→ **Exercise task**
Look through the material below. Copy each line that contains the string "COVID".

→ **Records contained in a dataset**

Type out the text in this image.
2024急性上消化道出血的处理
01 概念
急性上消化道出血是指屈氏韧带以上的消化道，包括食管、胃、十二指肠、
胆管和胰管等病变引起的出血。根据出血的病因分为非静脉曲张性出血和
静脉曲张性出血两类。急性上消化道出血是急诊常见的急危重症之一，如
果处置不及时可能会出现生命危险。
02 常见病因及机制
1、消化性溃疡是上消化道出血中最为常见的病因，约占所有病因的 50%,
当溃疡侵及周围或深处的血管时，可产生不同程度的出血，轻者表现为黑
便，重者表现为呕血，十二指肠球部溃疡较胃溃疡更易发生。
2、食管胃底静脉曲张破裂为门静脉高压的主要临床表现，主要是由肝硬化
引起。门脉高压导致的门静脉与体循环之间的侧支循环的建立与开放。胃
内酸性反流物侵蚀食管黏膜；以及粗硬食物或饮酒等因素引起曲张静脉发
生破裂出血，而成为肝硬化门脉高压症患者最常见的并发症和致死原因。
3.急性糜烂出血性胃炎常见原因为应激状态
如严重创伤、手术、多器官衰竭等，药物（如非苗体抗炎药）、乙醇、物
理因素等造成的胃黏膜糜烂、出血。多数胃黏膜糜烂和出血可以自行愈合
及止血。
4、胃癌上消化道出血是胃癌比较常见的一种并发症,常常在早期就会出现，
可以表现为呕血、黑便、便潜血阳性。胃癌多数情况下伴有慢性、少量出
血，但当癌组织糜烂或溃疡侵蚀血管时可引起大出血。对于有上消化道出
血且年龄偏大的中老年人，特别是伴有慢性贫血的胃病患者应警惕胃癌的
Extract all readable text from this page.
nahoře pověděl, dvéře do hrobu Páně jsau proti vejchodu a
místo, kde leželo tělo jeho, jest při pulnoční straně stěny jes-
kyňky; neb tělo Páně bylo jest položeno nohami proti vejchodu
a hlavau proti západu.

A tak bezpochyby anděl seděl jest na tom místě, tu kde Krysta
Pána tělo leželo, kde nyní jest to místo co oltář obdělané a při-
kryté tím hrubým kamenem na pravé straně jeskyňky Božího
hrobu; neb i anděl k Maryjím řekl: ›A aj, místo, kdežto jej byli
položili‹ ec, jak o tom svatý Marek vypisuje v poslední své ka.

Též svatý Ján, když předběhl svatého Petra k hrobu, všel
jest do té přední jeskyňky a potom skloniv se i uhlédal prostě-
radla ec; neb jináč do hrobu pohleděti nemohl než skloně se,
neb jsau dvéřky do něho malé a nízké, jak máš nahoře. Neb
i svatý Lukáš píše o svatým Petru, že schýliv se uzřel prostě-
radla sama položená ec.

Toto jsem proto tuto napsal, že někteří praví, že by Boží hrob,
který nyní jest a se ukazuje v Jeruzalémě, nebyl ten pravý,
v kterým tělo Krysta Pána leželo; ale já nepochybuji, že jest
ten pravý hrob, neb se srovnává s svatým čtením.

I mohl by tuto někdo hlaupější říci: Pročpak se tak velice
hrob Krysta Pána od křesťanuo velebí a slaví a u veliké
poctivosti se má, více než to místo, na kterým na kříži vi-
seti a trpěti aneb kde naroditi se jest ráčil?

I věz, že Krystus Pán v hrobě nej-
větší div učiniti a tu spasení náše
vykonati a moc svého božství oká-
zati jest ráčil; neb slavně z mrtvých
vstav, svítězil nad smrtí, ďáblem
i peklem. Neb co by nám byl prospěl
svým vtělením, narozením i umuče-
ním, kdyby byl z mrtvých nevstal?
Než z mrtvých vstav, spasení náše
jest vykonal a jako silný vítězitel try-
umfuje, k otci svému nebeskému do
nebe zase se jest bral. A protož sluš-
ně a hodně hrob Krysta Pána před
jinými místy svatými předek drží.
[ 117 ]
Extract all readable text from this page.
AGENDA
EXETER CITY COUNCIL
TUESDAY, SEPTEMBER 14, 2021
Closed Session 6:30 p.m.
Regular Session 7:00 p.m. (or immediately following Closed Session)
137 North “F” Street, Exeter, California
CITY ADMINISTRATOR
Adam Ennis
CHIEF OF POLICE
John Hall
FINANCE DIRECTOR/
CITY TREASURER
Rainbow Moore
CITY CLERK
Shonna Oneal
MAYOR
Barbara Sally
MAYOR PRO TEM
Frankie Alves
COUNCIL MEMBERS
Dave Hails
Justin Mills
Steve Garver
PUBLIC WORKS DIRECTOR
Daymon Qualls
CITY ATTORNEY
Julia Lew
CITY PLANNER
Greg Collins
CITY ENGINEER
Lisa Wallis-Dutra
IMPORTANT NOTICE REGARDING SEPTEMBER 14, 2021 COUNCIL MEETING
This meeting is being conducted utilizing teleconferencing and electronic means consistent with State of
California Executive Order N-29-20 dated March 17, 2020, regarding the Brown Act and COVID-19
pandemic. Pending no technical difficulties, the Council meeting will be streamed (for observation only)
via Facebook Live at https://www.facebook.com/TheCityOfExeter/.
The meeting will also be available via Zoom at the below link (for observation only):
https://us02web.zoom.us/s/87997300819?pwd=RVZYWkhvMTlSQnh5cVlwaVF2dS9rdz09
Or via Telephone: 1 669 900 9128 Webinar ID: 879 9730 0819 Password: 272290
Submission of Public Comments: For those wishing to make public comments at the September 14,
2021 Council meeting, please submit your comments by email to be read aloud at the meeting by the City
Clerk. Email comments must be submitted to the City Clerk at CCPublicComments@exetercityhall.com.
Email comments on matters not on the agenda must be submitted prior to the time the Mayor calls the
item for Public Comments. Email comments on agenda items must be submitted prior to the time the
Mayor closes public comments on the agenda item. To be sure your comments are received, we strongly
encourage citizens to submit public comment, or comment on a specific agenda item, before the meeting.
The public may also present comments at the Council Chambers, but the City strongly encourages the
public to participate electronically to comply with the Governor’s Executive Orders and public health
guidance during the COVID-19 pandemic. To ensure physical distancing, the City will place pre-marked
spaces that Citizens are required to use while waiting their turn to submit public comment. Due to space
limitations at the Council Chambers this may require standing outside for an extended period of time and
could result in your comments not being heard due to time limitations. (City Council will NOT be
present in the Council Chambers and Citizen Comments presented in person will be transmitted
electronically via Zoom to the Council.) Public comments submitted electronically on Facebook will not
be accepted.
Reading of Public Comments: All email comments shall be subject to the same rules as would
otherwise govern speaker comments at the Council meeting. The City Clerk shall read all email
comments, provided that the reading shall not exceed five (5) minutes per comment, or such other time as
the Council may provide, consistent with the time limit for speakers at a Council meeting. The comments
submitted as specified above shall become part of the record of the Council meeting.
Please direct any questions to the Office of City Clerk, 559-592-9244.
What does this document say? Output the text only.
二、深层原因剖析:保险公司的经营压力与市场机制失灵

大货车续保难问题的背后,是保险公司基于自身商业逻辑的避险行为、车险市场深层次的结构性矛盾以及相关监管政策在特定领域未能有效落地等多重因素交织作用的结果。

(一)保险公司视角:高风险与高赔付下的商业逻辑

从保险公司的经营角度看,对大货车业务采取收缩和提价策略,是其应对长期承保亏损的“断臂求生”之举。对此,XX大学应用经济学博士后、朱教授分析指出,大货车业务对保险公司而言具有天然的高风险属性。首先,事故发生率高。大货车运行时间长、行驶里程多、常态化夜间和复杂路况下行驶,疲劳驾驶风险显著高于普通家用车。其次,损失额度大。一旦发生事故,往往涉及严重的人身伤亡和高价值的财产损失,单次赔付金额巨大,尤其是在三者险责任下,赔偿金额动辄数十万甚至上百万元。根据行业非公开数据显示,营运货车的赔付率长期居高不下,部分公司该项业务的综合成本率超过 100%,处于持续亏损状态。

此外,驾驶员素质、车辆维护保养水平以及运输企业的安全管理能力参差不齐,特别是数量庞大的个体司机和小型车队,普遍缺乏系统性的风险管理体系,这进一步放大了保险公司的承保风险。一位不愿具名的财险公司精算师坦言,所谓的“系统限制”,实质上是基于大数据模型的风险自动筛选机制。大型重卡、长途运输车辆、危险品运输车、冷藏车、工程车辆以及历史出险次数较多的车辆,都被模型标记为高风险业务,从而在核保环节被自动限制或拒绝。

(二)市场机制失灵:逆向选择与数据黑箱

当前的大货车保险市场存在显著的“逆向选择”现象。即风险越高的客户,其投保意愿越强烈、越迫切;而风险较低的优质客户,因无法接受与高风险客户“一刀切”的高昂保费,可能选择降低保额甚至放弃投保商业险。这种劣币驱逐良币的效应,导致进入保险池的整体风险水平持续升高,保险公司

→ **Output**
California Executive Order N-29-20 dated March 17, 2020, regarding the Brown Act and COVID-19
guidance during the COVID-19 pandemic. To ensure physical distancing, the City will place pre-marked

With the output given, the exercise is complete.